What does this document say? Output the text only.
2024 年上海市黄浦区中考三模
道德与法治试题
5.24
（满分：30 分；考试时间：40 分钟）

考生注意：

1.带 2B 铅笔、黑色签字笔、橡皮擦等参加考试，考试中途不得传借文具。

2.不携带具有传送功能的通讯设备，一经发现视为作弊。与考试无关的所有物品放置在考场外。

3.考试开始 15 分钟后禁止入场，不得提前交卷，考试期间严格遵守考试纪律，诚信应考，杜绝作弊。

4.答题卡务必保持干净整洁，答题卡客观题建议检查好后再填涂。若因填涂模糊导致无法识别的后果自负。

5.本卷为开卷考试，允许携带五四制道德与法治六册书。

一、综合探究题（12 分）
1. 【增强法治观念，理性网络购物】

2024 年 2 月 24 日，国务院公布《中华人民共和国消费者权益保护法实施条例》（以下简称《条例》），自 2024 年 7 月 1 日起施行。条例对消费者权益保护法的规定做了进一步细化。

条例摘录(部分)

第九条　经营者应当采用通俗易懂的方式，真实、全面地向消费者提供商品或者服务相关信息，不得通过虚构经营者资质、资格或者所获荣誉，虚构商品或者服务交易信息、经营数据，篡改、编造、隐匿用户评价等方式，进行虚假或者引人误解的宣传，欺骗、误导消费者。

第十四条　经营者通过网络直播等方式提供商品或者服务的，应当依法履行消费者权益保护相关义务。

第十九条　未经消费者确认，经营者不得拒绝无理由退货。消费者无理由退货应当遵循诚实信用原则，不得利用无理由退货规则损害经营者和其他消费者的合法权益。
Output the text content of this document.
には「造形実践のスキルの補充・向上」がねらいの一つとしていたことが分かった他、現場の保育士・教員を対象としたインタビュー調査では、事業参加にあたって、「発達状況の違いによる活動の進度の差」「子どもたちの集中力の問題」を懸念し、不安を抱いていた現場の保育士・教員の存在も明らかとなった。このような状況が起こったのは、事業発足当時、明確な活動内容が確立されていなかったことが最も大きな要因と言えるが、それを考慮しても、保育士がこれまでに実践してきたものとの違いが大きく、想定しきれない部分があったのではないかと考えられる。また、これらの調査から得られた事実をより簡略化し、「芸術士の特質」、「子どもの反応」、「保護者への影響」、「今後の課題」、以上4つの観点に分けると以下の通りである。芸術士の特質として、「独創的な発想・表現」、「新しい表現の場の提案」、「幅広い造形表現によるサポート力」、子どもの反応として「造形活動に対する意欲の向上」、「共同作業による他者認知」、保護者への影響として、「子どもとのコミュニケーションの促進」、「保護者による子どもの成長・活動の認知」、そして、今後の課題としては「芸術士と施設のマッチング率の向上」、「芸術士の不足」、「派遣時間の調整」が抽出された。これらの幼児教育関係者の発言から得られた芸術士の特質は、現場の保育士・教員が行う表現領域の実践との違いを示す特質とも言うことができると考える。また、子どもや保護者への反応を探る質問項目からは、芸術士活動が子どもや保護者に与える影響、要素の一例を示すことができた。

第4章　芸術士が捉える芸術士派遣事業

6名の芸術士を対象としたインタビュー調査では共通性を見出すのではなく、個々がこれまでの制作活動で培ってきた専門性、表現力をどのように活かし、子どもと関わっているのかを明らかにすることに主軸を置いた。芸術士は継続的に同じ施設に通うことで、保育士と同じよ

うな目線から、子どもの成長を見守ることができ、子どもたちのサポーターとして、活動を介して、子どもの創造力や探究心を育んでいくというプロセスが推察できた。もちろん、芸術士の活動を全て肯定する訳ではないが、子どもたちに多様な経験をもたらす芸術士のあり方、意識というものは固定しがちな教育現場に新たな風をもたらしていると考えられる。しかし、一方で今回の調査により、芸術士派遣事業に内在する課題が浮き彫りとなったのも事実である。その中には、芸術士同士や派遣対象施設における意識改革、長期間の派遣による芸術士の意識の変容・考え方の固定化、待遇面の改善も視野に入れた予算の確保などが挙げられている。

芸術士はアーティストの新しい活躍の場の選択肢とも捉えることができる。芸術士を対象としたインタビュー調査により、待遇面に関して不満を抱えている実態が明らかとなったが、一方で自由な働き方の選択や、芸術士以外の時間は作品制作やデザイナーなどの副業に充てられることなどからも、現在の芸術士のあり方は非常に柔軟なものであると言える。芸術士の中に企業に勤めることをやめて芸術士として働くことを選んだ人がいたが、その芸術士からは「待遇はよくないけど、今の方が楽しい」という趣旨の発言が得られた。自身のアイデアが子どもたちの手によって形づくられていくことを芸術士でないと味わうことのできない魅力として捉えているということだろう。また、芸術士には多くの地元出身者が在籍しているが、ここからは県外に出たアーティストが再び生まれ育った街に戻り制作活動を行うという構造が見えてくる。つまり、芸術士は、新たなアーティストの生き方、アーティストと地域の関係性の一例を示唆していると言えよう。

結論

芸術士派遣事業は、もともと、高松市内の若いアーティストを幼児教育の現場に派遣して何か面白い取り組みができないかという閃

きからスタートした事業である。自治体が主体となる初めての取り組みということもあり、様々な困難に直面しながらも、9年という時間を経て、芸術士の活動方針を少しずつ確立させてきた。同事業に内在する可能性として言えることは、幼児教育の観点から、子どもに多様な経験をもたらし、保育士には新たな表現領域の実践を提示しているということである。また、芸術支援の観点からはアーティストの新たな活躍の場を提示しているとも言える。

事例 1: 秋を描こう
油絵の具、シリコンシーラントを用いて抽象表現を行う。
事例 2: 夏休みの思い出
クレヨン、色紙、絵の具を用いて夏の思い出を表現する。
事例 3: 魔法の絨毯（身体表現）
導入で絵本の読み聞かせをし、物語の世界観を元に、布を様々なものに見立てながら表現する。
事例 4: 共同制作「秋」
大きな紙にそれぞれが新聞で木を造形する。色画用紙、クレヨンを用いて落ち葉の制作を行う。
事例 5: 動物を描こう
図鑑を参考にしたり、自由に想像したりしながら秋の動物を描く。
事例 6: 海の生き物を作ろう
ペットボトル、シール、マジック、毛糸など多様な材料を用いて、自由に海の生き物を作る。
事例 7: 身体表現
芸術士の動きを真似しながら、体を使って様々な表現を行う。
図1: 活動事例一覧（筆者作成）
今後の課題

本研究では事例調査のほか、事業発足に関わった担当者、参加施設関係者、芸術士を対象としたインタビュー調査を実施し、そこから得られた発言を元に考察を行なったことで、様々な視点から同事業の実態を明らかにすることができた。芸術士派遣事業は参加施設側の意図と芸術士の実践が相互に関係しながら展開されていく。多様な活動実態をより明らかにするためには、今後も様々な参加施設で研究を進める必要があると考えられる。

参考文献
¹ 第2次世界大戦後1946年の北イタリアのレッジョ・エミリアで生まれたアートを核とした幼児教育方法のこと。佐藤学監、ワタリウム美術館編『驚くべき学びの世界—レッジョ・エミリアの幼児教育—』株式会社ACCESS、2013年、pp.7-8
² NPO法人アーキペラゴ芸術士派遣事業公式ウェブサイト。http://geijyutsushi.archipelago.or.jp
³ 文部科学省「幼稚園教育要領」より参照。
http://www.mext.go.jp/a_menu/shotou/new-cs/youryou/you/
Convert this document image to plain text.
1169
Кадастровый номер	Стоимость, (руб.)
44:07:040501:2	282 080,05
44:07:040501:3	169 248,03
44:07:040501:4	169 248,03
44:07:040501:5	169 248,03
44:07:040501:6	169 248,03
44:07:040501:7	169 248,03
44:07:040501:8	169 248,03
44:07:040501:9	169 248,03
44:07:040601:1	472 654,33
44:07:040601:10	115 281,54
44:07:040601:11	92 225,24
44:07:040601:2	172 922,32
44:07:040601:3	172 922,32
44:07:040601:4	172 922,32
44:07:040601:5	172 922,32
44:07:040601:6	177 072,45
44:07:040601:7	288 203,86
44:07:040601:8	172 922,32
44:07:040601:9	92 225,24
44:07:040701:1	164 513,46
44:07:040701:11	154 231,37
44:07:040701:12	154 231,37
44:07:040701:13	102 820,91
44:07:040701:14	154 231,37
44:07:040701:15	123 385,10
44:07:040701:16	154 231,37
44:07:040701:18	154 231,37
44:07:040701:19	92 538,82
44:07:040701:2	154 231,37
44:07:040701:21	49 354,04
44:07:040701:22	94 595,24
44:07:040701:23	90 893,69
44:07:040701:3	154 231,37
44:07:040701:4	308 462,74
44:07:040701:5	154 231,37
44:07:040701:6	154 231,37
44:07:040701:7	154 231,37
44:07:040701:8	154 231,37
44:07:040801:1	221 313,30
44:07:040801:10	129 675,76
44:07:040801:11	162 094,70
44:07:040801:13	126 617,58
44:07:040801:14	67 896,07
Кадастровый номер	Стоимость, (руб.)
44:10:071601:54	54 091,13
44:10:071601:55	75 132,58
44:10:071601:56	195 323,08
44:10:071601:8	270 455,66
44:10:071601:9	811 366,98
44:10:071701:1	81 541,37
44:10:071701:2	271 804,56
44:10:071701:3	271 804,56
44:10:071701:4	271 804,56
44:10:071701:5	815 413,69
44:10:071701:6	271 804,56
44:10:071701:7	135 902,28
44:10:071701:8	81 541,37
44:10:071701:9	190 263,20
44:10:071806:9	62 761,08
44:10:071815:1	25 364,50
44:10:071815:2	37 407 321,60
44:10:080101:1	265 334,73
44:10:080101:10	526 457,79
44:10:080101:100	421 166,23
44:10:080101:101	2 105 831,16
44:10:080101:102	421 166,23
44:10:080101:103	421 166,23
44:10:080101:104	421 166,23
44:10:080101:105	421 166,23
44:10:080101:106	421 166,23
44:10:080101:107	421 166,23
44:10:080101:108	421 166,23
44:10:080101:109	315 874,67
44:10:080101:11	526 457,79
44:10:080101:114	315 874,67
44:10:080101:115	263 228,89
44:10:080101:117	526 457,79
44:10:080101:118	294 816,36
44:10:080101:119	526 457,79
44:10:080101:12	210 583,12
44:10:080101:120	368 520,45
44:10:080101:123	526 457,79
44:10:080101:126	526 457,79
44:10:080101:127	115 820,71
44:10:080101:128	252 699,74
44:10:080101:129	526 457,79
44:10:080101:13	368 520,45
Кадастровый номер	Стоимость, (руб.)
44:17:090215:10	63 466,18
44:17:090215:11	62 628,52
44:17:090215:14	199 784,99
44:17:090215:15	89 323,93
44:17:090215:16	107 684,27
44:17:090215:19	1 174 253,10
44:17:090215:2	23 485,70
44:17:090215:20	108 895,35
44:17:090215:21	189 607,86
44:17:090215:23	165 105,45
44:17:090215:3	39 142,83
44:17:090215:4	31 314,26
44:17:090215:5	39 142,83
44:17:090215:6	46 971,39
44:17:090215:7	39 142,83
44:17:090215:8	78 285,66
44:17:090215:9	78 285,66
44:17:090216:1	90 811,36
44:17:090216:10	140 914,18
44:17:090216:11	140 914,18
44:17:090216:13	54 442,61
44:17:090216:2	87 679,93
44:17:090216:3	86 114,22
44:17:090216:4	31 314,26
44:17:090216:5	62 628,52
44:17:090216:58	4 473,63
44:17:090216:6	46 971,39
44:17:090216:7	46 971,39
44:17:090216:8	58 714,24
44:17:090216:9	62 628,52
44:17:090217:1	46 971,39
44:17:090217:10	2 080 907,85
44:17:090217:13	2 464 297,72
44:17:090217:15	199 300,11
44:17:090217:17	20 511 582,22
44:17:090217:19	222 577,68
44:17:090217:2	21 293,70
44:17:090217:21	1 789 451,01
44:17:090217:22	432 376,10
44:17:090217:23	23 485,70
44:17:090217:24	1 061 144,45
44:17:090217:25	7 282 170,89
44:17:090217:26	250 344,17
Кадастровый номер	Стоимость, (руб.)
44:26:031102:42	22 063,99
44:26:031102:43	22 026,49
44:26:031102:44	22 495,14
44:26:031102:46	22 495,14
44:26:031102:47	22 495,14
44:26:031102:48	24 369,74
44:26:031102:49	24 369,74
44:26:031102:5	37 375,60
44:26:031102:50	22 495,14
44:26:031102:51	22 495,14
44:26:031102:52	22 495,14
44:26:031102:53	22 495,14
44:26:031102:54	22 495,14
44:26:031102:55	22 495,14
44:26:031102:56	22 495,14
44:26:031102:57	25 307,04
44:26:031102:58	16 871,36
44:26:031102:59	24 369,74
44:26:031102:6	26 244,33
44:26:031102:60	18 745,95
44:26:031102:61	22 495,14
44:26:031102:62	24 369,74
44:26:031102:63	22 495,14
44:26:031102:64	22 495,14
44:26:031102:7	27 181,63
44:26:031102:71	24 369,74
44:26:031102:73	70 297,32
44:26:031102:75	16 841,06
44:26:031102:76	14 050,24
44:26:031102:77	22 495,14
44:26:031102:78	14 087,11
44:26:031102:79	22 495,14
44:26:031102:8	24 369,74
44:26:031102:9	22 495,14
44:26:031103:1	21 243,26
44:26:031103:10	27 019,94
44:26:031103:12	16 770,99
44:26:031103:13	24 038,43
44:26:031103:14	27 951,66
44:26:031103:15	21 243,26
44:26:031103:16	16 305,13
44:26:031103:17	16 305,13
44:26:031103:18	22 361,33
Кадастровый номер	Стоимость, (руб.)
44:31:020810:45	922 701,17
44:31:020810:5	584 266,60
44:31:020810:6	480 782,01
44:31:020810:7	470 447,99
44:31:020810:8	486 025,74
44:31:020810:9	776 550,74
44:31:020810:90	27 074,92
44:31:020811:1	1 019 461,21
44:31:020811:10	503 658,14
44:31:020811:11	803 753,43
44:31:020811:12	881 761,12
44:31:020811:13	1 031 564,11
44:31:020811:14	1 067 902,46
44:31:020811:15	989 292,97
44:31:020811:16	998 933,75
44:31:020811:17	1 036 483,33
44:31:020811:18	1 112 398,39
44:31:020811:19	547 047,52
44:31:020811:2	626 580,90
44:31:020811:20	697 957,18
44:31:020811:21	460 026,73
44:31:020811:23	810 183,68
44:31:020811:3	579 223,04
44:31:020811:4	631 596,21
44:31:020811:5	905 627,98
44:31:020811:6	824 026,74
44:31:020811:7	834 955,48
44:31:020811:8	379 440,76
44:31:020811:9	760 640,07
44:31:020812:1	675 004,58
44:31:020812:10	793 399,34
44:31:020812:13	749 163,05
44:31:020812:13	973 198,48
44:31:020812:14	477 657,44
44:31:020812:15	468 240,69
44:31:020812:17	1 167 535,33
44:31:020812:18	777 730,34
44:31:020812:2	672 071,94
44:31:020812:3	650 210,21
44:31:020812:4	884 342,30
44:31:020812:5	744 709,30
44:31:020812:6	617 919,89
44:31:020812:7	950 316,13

━━━━━━━━━━

GIVEN INSTRUCTION
Select every line above that contains the word "Output", and copy it.

THE REPLY
What does this document say? Output the text only.
Output the text content of this document.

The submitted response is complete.